Recorded data

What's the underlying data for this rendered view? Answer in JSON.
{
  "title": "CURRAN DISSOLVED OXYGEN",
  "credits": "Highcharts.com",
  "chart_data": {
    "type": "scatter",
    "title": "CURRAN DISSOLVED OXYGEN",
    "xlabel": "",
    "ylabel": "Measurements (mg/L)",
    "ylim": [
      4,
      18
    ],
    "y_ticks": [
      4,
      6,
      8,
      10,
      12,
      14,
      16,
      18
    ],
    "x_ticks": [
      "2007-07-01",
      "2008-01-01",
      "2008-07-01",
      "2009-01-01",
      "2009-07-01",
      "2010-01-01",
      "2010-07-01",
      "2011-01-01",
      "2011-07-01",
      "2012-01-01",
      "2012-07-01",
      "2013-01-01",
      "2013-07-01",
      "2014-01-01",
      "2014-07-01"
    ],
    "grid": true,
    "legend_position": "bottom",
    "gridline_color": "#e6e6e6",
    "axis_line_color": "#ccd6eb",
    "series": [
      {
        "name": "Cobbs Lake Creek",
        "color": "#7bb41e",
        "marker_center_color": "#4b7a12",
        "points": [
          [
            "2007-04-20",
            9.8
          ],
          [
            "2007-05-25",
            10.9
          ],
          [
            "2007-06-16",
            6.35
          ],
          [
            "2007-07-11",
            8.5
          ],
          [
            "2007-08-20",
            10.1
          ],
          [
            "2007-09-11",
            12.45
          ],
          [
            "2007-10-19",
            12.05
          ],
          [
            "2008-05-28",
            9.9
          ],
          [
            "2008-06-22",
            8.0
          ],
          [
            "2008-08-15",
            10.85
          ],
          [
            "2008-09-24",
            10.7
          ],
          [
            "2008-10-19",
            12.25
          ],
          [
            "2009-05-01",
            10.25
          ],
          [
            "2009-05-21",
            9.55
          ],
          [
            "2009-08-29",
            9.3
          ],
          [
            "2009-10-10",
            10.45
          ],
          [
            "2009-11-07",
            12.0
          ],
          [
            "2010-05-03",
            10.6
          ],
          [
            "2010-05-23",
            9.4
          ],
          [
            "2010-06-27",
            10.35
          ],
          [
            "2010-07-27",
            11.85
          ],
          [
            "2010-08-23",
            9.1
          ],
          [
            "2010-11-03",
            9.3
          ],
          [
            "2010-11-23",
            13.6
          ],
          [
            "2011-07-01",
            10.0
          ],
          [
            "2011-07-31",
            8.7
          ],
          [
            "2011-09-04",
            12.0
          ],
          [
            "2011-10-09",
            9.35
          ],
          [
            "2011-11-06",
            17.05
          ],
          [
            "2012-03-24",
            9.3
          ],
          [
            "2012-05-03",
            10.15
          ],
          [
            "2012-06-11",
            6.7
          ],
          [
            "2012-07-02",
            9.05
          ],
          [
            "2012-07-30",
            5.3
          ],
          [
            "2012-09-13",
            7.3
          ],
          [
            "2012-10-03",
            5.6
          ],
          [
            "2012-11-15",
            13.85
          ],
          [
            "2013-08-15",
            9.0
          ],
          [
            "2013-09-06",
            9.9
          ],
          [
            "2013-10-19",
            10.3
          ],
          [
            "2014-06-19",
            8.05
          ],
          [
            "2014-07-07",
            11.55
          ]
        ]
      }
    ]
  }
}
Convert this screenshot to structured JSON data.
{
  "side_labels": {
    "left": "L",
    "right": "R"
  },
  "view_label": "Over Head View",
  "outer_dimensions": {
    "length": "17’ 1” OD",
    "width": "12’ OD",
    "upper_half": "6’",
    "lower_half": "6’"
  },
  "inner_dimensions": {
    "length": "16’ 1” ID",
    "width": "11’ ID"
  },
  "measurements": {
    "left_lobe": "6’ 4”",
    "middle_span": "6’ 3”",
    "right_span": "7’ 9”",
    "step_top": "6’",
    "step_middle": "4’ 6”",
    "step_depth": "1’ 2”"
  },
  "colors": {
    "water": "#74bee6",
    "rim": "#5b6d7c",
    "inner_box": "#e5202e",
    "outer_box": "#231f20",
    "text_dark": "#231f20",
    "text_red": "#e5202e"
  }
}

Problem requirements → Repeat only what runs from the line holding "Convert this screenshot" to the end of the data, keeping every line exactly as written, first and last included.

Output for this exercise →
Convert this screenshot to structured JSON data.
{
  "side_labels": {
    "left": "L",
    "right": "R"
  },
  "view_label": "Over Head View",
  "outer_dimensions": {
    "length": "17’ 1” OD",
    "width": "12’ OD",
    "upper_half": "6’",
    "lower_half": "6’"
  },
  "inner_dimensions": {
    "length": "16’ 1” ID",
    "width": "11’ ID"
  },
  "measurements": {
    "left_lobe": "6’ 4”",
    "middle_span": "6’ 3”",
    "right_span": "7’ 9”",
    "step_top": "6’",
    "step_middle": "4’ 6”",
    "step_depth": "1’ 2”"
  },
  "colors": {
    "water": "#74bee6",
    "rim": "#5b6d7c",
    "inner_box": "#e5202e",
    "outer_box": "#231f20",
    "text_dark": "#231f20",
    "text_red": "#e5202e"
  }
}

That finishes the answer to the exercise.